◆ **Data listing**

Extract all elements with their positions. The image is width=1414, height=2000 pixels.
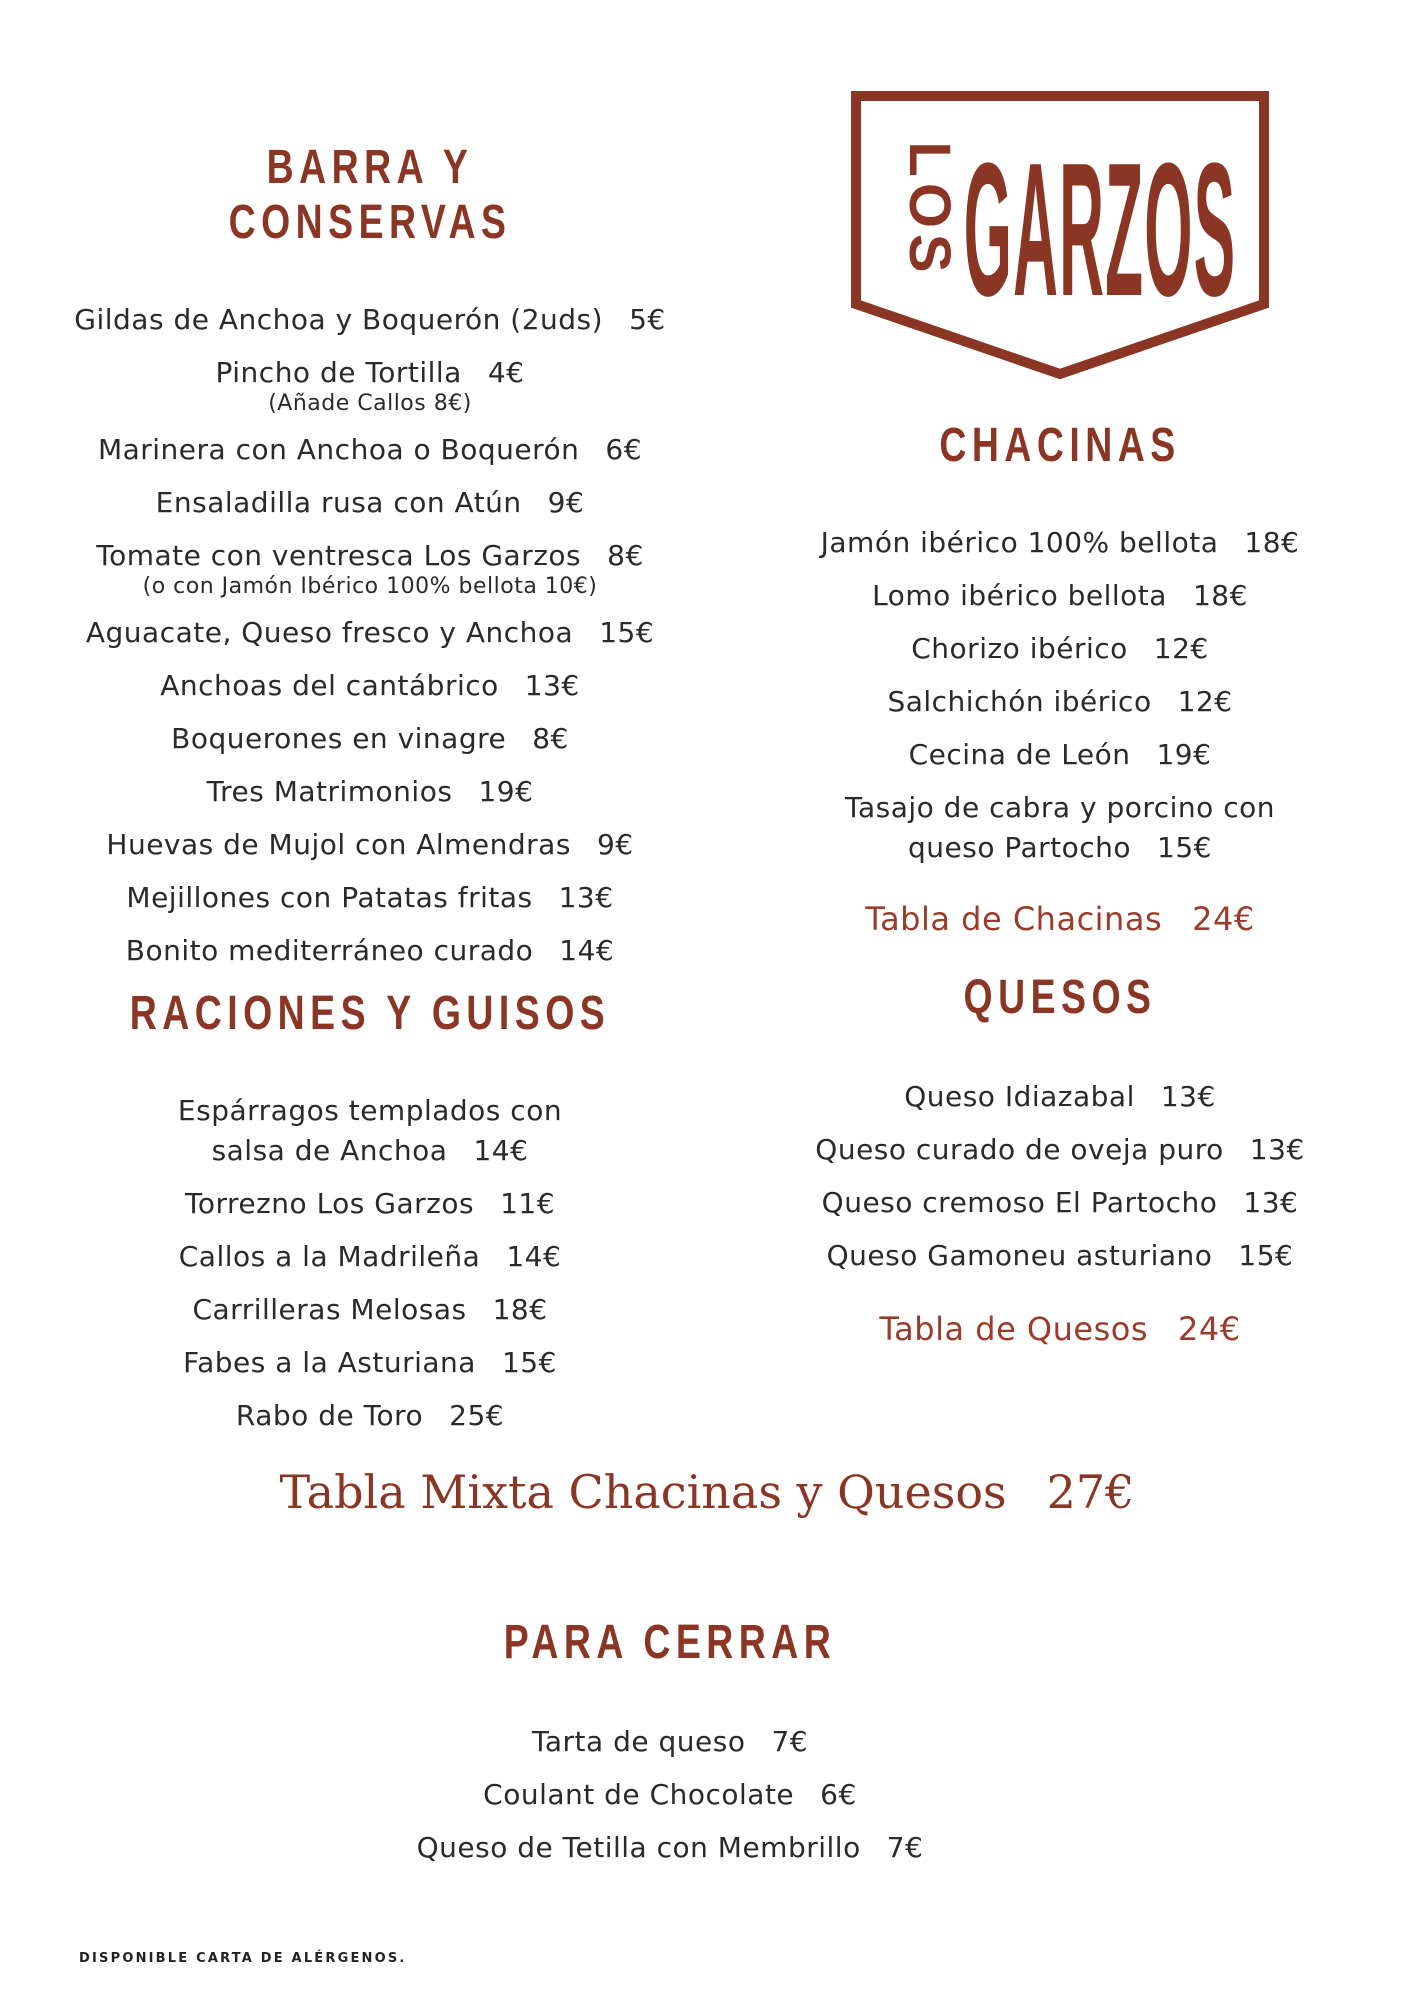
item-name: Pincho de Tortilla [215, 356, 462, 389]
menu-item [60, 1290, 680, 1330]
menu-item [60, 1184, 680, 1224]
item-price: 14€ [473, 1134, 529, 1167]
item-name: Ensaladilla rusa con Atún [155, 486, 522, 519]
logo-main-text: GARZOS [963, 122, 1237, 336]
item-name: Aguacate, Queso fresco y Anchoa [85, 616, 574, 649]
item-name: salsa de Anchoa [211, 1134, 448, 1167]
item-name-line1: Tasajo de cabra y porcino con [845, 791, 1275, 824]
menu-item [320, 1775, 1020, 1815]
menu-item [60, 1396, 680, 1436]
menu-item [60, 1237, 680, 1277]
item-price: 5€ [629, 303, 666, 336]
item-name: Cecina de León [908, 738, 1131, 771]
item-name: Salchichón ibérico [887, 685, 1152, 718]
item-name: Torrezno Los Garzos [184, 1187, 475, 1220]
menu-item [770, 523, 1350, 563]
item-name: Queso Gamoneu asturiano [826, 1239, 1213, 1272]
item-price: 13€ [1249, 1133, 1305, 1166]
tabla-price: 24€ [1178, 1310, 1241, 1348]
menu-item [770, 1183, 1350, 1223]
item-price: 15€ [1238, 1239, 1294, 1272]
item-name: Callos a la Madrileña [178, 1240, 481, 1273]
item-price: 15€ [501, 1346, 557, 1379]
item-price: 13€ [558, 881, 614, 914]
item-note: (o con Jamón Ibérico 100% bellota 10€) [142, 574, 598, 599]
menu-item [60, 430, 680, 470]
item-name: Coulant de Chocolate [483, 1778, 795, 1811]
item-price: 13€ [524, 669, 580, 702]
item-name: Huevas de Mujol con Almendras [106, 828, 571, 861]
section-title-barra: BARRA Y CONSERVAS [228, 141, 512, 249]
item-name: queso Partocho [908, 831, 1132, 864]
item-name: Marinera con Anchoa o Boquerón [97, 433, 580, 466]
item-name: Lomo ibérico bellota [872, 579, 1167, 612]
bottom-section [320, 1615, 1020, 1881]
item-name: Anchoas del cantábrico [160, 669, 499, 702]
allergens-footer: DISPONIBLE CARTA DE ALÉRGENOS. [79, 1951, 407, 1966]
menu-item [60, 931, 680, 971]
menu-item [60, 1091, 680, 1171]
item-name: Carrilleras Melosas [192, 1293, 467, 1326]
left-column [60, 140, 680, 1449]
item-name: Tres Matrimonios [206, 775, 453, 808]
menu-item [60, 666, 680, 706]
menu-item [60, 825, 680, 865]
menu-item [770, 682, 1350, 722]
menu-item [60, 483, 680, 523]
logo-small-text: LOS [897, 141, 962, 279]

◆ **Problem statement**
Copy every line of the records above word for word, leaving out the pictures.

◆ **Expected answer**
Extract all elements with their positions. The image is width=1414, height=2000 pixels.
item-name: Pincho de Tortilla [215, 356, 462, 389]
menu-item [60, 1290, 680, 1330]
menu-item [60, 1184, 680, 1224]
item-price: 14€ [473, 1134, 529, 1167]
item-name: Ensaladilla rusa con Atún [155, 486, 522, 519]
logo-main-text: GARZOS [963, 122, 1237, 336]
item-name: Aguacate, Queso fresco y Anchoa [85, 616, 574, 649]
item-name: salsa de Anchoa [211, 1134, 448, 1167]
item-name-line1: Tasajo de cabra y porcino con [845, 791, 1275, 824]
menu-item [320, 1775, 1020, 1815]
menu-item [60, 1396, 680, 1436]
menu-item [60, 1237, 680, 1277]
item-price: 5€ [629, 303, 666, 336]
item-name: Cecina de León [908, 738, 1131, 771]
item-name: Salchichón ibérico [887, 685, 1152, 718]
item-name: Torrezno Los Garzos [184, 1187, 475, 1220]
menu-item [770, 523, 1350, 563]
item-name: Queso Gamoneu asturiano [826, 1239, 1213, 1272]
item-price: 13€ [1249, 1133, 1305, 1166]
tabla-price: 24€ [1178, 1310, 1241, 1348]
menu-item [770, 1183, 1350, 1223]
item-price: 15€ [1238, 1239, 1294, 1272]
item-name: Callos a la Madrileña [178, 1240, 481, 1273]
item-price: 15€ [501, 1346, 557, 1379]
item-price: 13€ [558, 881, 614, 914]
item-note: (o con Jamón Ibérico 100% bellota 10€) [142, 574, 598, 599]
menu-item [60, 430, 680, 470]
item-name: Coulant de Chocolate [483, 1778, 795, 1811]
item-price: 13€ [524, 669, 580, 702]
item-name: Huevas de Mujol con Almendras [106, 828, 571, 861]
section-title-barra: BARRA Y CONSERVAS [228, 141, 512, 249]
item-name: queso Partocho [908, 831, 1132, 864]
item-name: Marinera con Anchoa o Boquerón [97, 433, 580, 466]
item-name: Lomo ibérico bellota [872, 579, 1167, 612]
bottom-section [320, 1615, 1020, 1881]
item-name: Anchoas del cantábrico [160, 669, 499, 702]
allergens-footer: DISPONIBLE CARTA DE ALÉRGENOS. [79, 1951, 407, 1966]
menu-item [60, 931, 680, 971]
menu-item [60, 1091, 680, 1171]
item-name: Carrilleras Melosas [192, 1293, 467, 1326]
left-column [60, 140, 680, 1449]
item-name: Tres Matrimonios [206, 775, 453, 808]
menu-item [60, 666, 680, 706]
menu-item [60, 825, 680, 865]
menu-item [770, 682, 1350, 722]
menu-item [60, 483, 680, 523]
logo-small-text: LOS [897, 141, 962, 279]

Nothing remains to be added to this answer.